=== Exercise ===
Search the material for the word "left" and copy each line that holds it.

=== Rows ===
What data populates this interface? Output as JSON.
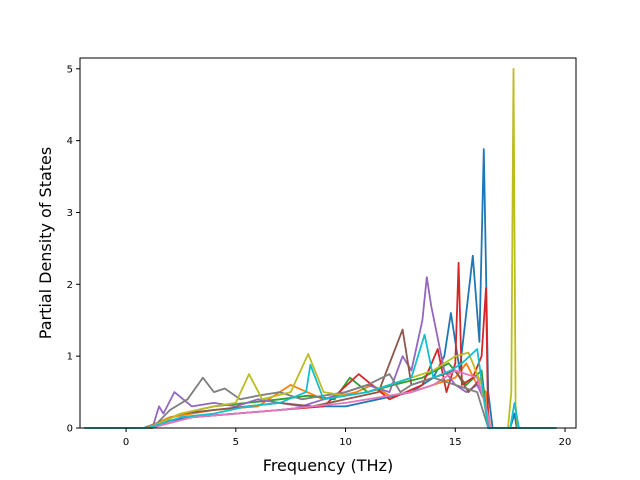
{
  "chart_data": {
    "type": "line",
    "title": "",
    "xlabel": "Frequency (THz)",
    "ylabel": "Partial Density of States",
    "xlim": [
      -2.1,
      20.5
    ],
    "ylim": [
      0,
      5.15
    ],
    "xticks": [
      0,
      5,
      10,
      15,
      20
    ],
    "yticks": [
      0,
      1,
      2,
      3,
      4,
      5
    ],
    "grid": false,
    "legend": "none",
    "colors": [
      "#1f77b4",
      "#ff7f0e",
      "#2ca02c",
      "#d62728",
      "#9467bd",
      "#8c564b",
      "#e377c2",
      "#7f7f7f",
      "#bcbd22",
      "#17becf"
    ],
    "series": [
      {
        "color": "#1f77b4",
        "x": [
          -1.9,
          0.8,
          1.5,
          3,
          5,
          7,
          8.5,
          10,
          11.5,
          13,
          14,
          14.5,
          14.8,
          15.2,
          15.8,
          16.1,
          16.3,
          16.5,
          16.7,
          17.5,
          17.6,
          17.7,
          17.8,
          19.6
        ],
        "y": [
          0,
          0,
          0.08,
          0.15,
          0.2,
          0.25,
          0.3,
          0.3,
          0.4,
          0.5,
          0.7,
          1.0,
          1.6,
          0.8,
          2.4,
          1.2,
          3.88,
          0.5,
          0,
          0,
          0.1,
          0.2,
          0,
          0
        ]
      },
      {
        "color": "#ff7f0e",
        "x": [
          -1.9,
          0.9,
          2,
          4,
          6,
          7.5,
          9,
          10.5,
          11.2,
          12,
          13,
          14,
          15,
          15.5,
          16,
          16.4,
          16.6,
          19.6
        ],
        "y": [
          0,
          0,
          0.15,
          0.25,
          0.3,
          0.6,
          0.4,
          0.5,
          0.6,
          0.45,
          0.5,
          0.6,
          0.7,
          0.9,
          0.6,
          0.5,
          0,
          0
        ]
      },
      {
        "color": "#2ca02c",
        "x": [
          -1.9,
          1,
          2.5,
          4,
          5.5,
          7,
          8.3,
          9.5,
          10.2,
          11,
          12.2,
          13.5,
          14.7,
          15.5,
          16.2,
          16.5,
          19.6
        ],
        "y": [
          0,
          0,
          0.2,
          0.3,
          0.35,
          0.4,
          0.45,
          0.4,
          0.7,
          0.5,
          0.6,
          0.7,
          0.9,
          0.6,
          0.8,
          0,
          0
        ]
      },
      {
        "color": "#d62728",
        "x": [
          -1.9,
          1.1,
          3,
          5,
          7,
          9,
          10.6,
          12,
          13.5,
          14.2,
          14.6,
          15,
          15.15,
          15.3,
          15.8,
          16.2,
          16.4,
          16.5,
          19.6
        ],
        "y": [
          0,
          0,
          0.15,
          0.2,
          0.25,
          0.3,
          0.75,
          0.4,
          0.6,
          1.1,
          0.5,
          0.9,
          2.3,
          0.6,
          0.7,
          1.0,
          1.95,
          0,
          0
        ]
      },
      {
        "color": "#9467bd",
        "x": [
          -1.9,
          1.2,
          1.5,
          1.7,
          2.2,
          3,
          4,
          5,
          6,
          7,
          8,
          9,
          10,
          11,
          12,
          12.6,
          13,
          13.5,
          13.7,
          13.9,
          14.5,
          15,
          15.5,
          16,
          16.3,
          16.5,
          19.6
        ],
        "y": [
          0,
          0,
          0.3,
          0.2,
          0.5,
          0.3,
          0.35,
          0.3,
          0.4,
          0.35,
          0.3,
          0.4,
          0.5,
          0.6,
          0.5,
          1.0,
          0.8,
          1.5,
          2.1,
          1.7,
          0.8,
          0.6,
          0.5,
          0.6,
          0.4,
          0,
          0
        ]
      },
      {
        "color": "#8c564b",
        "x": [
          -1.9,
          1,
          2.5,
          4,
          5.5,
          7,
          8.5,
          10,
          11.5,
          12.6,
          13,
          14,
          15,
          15.6,
          16.2,
          16.5,
          19.6
        ],
        "y": [
          0,
          0,
          0.2,
          0.25,
          0.3,
          0.35,
          0.3,
          0.4,
          0.5,
          1.37,
          0.6,
          0.7,
          0.8,
          0.5,
          0.7,
          0,
          0
        ]
      },
      {
        "color": "#e377c2",
        "x": [
          -1.9,
          1.1,
          3,
          5,
          7,
          8.5,
          10,
          11,
          12,
          13,
          14,
          15,
          16,
          16.4,
          16.6,
          19.6
        ],
        "y": [
          0,
          0,
          0.15,
          0.2,
          0.25,
          0.3,
          0.35,
          0.4,
          0.45,
          0.5,
          0.6,
          0.8,
          0.7,
          0.3,
          0,
          0
        ]
      },
      {
        "color": "#7f7f7f",
        "x": [
          -1.9,
          1.2,
          2,
          2.8,
          3.5,
          4,
          4.5,
          5.2,
          6,
          7,
          8,
          9,
          10,
          11,
          12,
          12.5,
          13,
          14,
          15,
          16,
          16.5,
          19.6
        ],
        "y": [
          0,
          0,
          0.25,
          0.4,
          0.7,
          0.5,
          0.55,
          0.4,
          0.45,
          0.5,
          0.4,
          0.45,
          0.5,
          0.6,
          0.75,
          0.5,
          0.6,
          0.7,
          0.6,
          0.5,
          0,
          0
        ]
      },
      {
        "color": "#bcbd22",
        "x": [
          -1.9,
          1,
          2.5,
          4,
          5,
          5.6,
          6.2,
          7.5,
          8.3,
          9,
          10,
          11,
          12,
          13,
          14,
          15,
          15.6,
          16.2,
          16.5,
          17.4,
          17.55,
          17.65,
          17.75,
          17.85,
          18,
          19.6
        ],
        "y": [
          0,
          0,
          0.2,
          0.3,
          0.35,
          0.75,
          0.4,
          0.5,
          1.03,
          0.5,
          0.45,
          0.5,
          0.6,
          0.7,
          0.8,
          1.0,
          1.05,
          0.6,
          0,
          0,
          0.5,
          5.0,
          0.3,
          0,
          0,
          0
        ]
      },
      {
        "color": "#17becf",
        "x": [
          -1.9,
          1,
          2.5,
          4,
          5.5,
          7,
          8.2,
          8.4,
          9,
          10,
          11,
          12,
          13,
          13.6,
          14,
          14.8,
          15.3,
          16,
          16.5,
          17.5,
          17.7,
          17.9,
          19.6
        ],
        "y": [
          0,
          0,
          0.15,
          0.2,
          0.3,
          0.35,
          0.5,
          0.88,
          0.4,
          0.45,
          0.5,
          0.6,
          0.7,
          1.3,
          0.7,
          0.8,
          0.9,
          1.1,
          0,
          0,
          0.35,
          0,
          0
        ]
      }
    ]
  }
}
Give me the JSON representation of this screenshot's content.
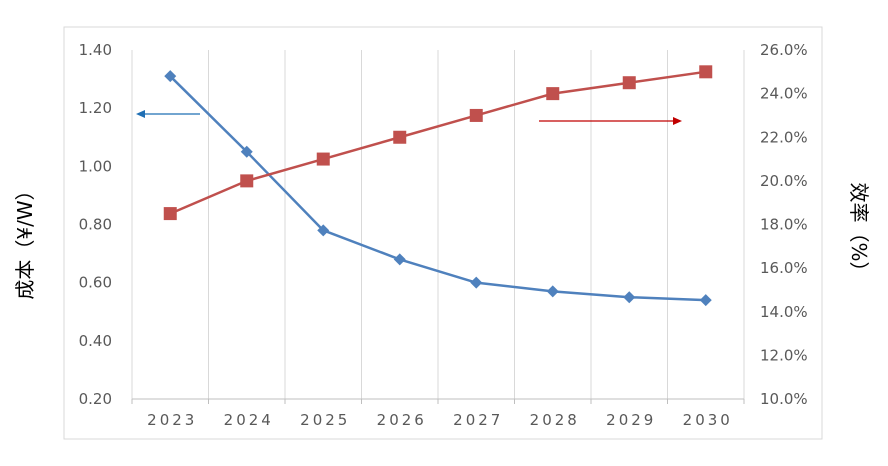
{
  "chart_data": {
    "type": "line",
    "categories": [
      "2023",
      "2024",
      "2025",
      "2026",
      "2027",
      "2028",
      "2029",
      "2030"
    ],
    "series": [
      {
        "axis": "left",
        "color": "#4f81bd",
        "marker": "diamond",
        "values": [
          1.31,
          1.05,
          0.78,
          0.68,
          0.6,
          0.57,
          0.55,
          0.54
        ]
      },
      {
        "axis": "right",
        "color": "#c0504d",
        "marker": "square",
        "values": [
          18.5,
          20.0,
          21.0,
          22.0,
          23.0,
          24.0,
          24.5,
          25.0
        ]
      }
    ],
    "ylabel": "成本（¥/W）",
    "ylabel_right": "效率（%）",
    "ylim": [
      0.2,
      1.4
    ],
    "ylim_right": [
      10.0,
      26.0
    ],
    "y_ticks": [
      "1.40",
      "1.20",
      "1.00",
      "0.80",
      "0.60",
      "0.40",
      "0.20"
    ],
    "y_ticks_right": [
      "26.0%",
      "24.0%",
      "22.0%",
      "20.0%",
      "18.0%",
      "16.0%",
      "14.0%",
      "12.0%",
      "10.0%"
    ],
    "annotations": [
      {
        "type": "arrow",
        "direction": "left",
        "color": "#1f6fb4",
        "indicates_axis": "left"
      },
      {
        "type": "arrow",
        "direction": "right",
        "color": "#c00000",
        "indicates_axis": "right"
      }
    ],
    "grid": "vertical",
    "legend": "none"
  }
}
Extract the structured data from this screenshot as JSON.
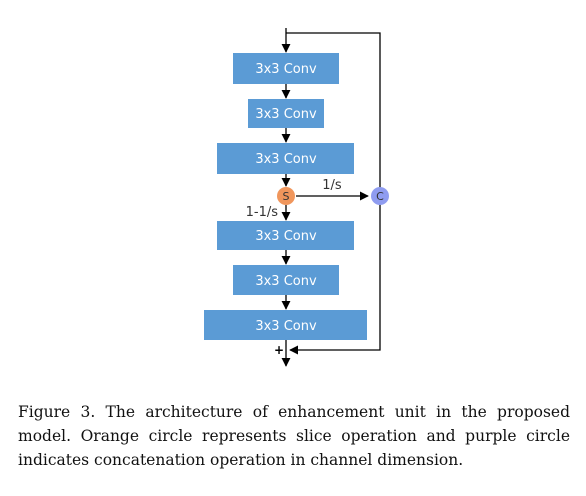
{
  "diagram": {
    "blocks": [
      "3x3 Conv",
      "3x3 Conv",
      "3x3 Conv",
      "3x3 Conv",
      "3x3 Conv",
      "3x3 Conv"
    ],
    "slice_node": {
      "letter": "S",
      "color": "#f0965c"
    },
    "concat_node": {
      "letter": "C",
      "color": "#8f9cf0"
    },
    "edge_labels": {
      "to_concat": "1/s",
      "to_next": "1-1/s"
    },
    "add_symbol": "+",
    "block_color": "#5b9bd5"
  },
  "caption": "Figure 3. The architecture of enhancement unit in the proposed model. Orange circle represents slice operation and purple circle indicates concatenation operation in channel dimension."
}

=== Output of the exercise ===
        "axis": "left",
        "direction": "left",
        "indicates_axis": "left"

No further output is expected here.